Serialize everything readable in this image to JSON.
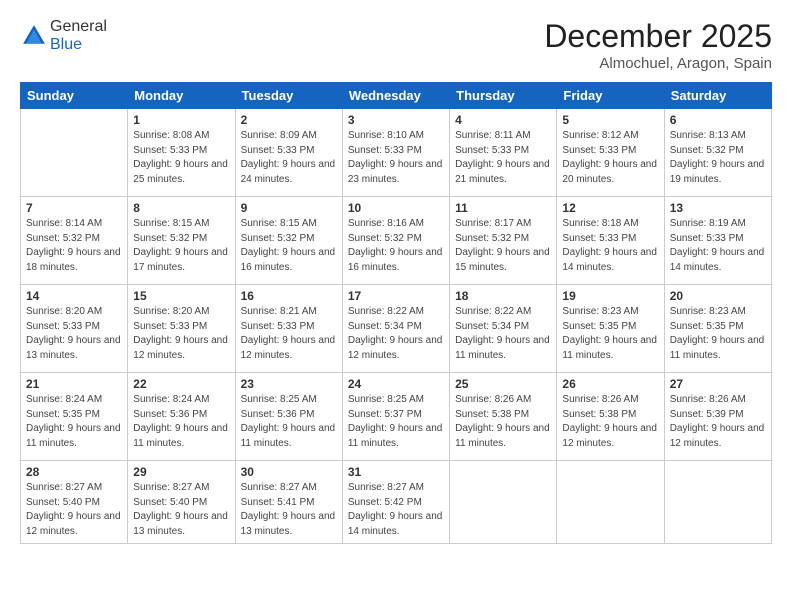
{
  "header": {
    "logo_general": "General",
    "logo_blue": "Blue",
    "month": "December 2025",
    "location": "Almochuel, Aragon, Spain"
  },
  "weekdays": [
    "Sunday",
    "Monday",
    "Tuesday",
    "Wednesday",
    "Thursday",
    "Friday",
    "Saturday"
  ],
  "weeks": [
    [
      {
        "day": "",
        "sunrise": "",
        "sunset": "",
        "daylight": ""
      },
      {
        "day": "1",
        "sunrise": "Sunrise: 8:08 AM",
        "sunset": "Sunset: 5:33 PM",
        "daylight": "Daylight: 9 hours and 25 minutes."
      },
      {
        "day": "2",
        "sunrise": "Sunrise: 8:09 AM",
        "sunset": "Sunset: 5:33 PM",
        "daylight": "Daylight: 9 hours and 24 minutes."
      },
      {
        "day": "3",
        "sunrise": "Sunrise: 8:10 AM",
        "sunset": "Sunset: 5:33 PM",
        "daylight": "Daylight: 9 hours and 23 minutes."
      },
      {
        "day": "4",
        "sunrise": "Sunrise: 8:11 AM",
        "sunset": "Sunset: 5:33 PM",
        "daylight": "Daylight: 9 hours and 21 minutes."
      },
      {
        "day": "5",
        "sunrise": "Sunrise: 8:12 AM",
        "sunset": "Sunset: 5:33 PM",
        "daylight": "Daylight: 9 hours and 20 minutes."
      },
      {
        "day": "6",
        "sunrise": "Sunrise: 8:13 AM",
        "sunset": "Sunset: 5:32 PM",
        "daylight": "Daylight: 9 hours and 19 minutes."
      }
    ],
    [
      {
        "day": "7",
        "sunrise": "Sunrise: 8:14 AM",
        "sunset": "Sunset: 5:32 PM",
        "daylight": "Daylight: 9 hours and 18 minutes."
      },
      {
        "day": "8",
        "sunrise": "Sunrise: 8:15 AM",
        "sunset": "Sunset: 5:32 PM",
        "daylight": "Daylight: 9 hours and 17 minutes."
      },
      {
        "day": "9",
        "sunrise": "Sunrise: 8:15 AM",
        "sunset": "Sunset: 5:32 PM",
        "daylight": "Daylight: 9 hours and 16 minutes."
      },
      {
        "day": "10",
        "sunrise": "Sunrise: 8:16 AM",
        "sunset": "Sunset: 5:32 PM",
        "daylight": "Daylight: 9 hours and 16 minutes."
      },
      {
        "day": "11",
        "sunrise": "Sunrise: 8:17 AM",
        "sunset": "Sunset: 5:32 PM",
        "daylight": "Daylight: 9 hours and 15 minutes."
      },
      {
        "day": "12",
        "sunrise": "Sunrise: 8:18 AM",
        "sunset": "Sunset: 5:33 PM",
        "daylight": "Daylight: 9 hours and 14 minutes."
      },
      {
        "day": "13",
        "sunrise": "Sunrise: 8:19 AM",
        "sunset": "Sunset: 5:33 PM",
        "daylight": "Daylight: 9 hours and 14 minutes."
      }
    ],
    [
      {
        "day": "14",
        "sunrise": "Sunrise: 8:20 AM",
        "sunset": "Sunset: 5:33 PM",
        "daylight": "Daylight: 9 hours and 13 minutes."
      },
      {
        "day": "15",
        "sunrise": "Sunrise: 8:20 AM",
        "sunset": "Sunset: 5:33 PM",
        "daylight": "Daylight: 9 hours and 12 minutes."
      },
      {
        "day": "16",
        "sunrise": "Sunrise: 8:21 AM",
        "sunset": "Sunset: 5:33 PM",
        "daylight": "Daylight: 9 hours and 12 minutes."
      },
      {
        "day": "17",
        "sunrise": "Sunrise: 8:22 AM",
        "sunset": "Sunset: 5:34 PM",
        "daylight": "Daylight: 9 hours and 12 minutes."
      },
      {
        "day": "18",
        "sunrise": "Sunrise: 8:22 AM",
        "sunset": "Sunset: 5:34 PM",
        "daylight": "Daylight: 9 hours and 11 minutes."
      },
      {
        "day": "19",
        "sunrise": "Sunrise: 8:23 AM",
        "sunset": "Sunset: 5:35 PM",
        "daylight": "Daylight: 9 hours and 11 minutes."
      },
      {
        "day": "20",
        "sunrise": "Sunrise: 8:23 AM",
        "sunset": "Sunset: 5:35 PM",
        "daylight": "Daylight: 9 hours and 11 minutes."
      }
    ],
    [
      {
        "day": "21",
        "sunrise": "Sunrise: 8:24 AM",
        "sunset": "Sunset: 5:35 PM",
        "daylight": "Daylight: 9 hours and 11 minutes."
      },
      {
        "day": "22",
        "sunrise": "Sunrise: 8:24 AM",
        "sunset": "Sunset: 5:36 PM",
        "daylight": "Daylight: 9 hours and 11 minutes."
      },
      {
        "day": "23",
        "sunrise": "Sunrise: 8:25 AM",
        "sunset": "Sunset: 5:36 PM",
        "daylight": "Daylight: 9 hours and 11 minutes."
      },
      {
        "day": "24",
        "sunrise": "Sunrise: 8:25 AM",
        "sunset": "Sunset: 5:37 PM",
        "daylight": "Daylight: 9 hours and 11 minutes."
      },
      {
        "day": "25",
        "sunrise": "Sunrise: 8:26 AM",
        "sunset": "Sunset: 5:38 PM",
        "daylight": "Daylight: 9 hours and 11 minutes."
      },
      {
        "day": "26",
        "sunrise": "Sunrise: 8:26 AM",
        "sunset": "Sunset: 5:38 PM",
        "daylight": "Daylight: 9 hours and 12 minutes."
      },
      {
        "day": "27",
        "sunrise": "Sunrise: 8:26 AM",
        "sunset": "Sunset: 5:39 PM",
        "daylight": "Daylight: 9 hours and 12 minutes."
      }
    ],
    [
      {
        "day": "28",
        "sunrise": "Sunrise: 8:27 AM",
        "sunset": "Sunset: 5:40 PM",
        "daylight": "Daylight: 9 hours and 12 minutes."
      },
      {
        "day": "29",
        "sunrise": "Sunrise: 8:27 AM",
        "sunset": "Sunset: 5:40 PM",
        "daylight": "Daylight: 9 hours and 13 minutes."
      },
      {
        "day": "30",
        "sunrise": "Sunrise: 8:27 AM",
        "sunset": "Sunset: 5:41 PM",
        "daylight": "Daylight: 9 hours and 13 minutes."
      },
      {
        "day": "31",
        "sunrise": "Sunrise: 8:27 AM",
        "sunset": "Sunset: 5:42 PM",
        "daylight": "Daylight: 9 hours and 14 minutes."
      },
      {
        "day": "",
        "sunrise": "",
        "sunset": "",
        "daylight": ""
      },
      {
        "day": "",
        "sunrise": "",
        "sunset": "",
        "daylight": ""
      },
      {
        "day": "",
        "sunrise": "",
        "sunset": "",
        "daylight": ""
      }
    ]
  ]
}
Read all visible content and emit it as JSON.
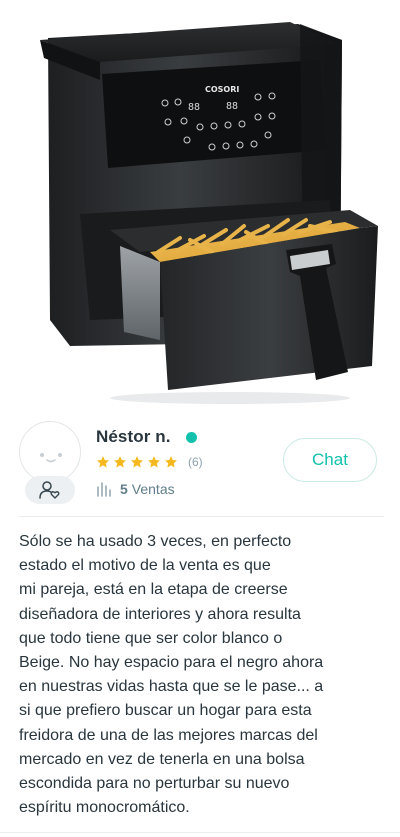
{
  "product_image": {
    "brand_label": "COSORI",
    "display_left": "88",
    "display_right": "88"
  },
  "seller": {
    "name": "Néstor n.",
    "online": true,
    "rating_stars": 5,
    "rating_count": "(6)",
    "sales_count": "5",
    "sales_label": "Ventas",
    "chat_label": "Chat"
  },
  "colors": {
    "accent": "#13c1ac",
    "star": "#f5b81e",
    "text": "#29363d",
    "muted": "#607d8b"
  },
  "icons": {
    "avatar_badge": "user-heart-icon",
    "sales": "bar-chart-icon",
    "rating": "star-icon",
    "online": "online-dot-icon"
  },
  "description": {
    "lines": [
      "Sólo se ha usado 3 veces, en perfecto",
      "estado el motivo de la venta es que",
      "mi pareja, está en la etapa de creerse",
      "diseñadora de interiores y ahora resulta",
      "que todo tiene que ser color blanco o",
      "Beige. No hay espacio para el negro ahora",
      "en nuestras vidas hasta que se le pase... a",
      "si que prefiero buscar un hogar para esta",
      "freidora de una de las mejores marcas del",
      "mercado en vez de tenerla en una bolsa",
      "escondida para no perturbar su nuevo",
      "espíritu monocromático."
    ]
  }
}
━━━
WHAT TO DO:
Above are the records. Copy every line in them holding "JSON".

REPLY:
Serialize everything readable in this image to JSON.
Read all visible content and emit it as JSON.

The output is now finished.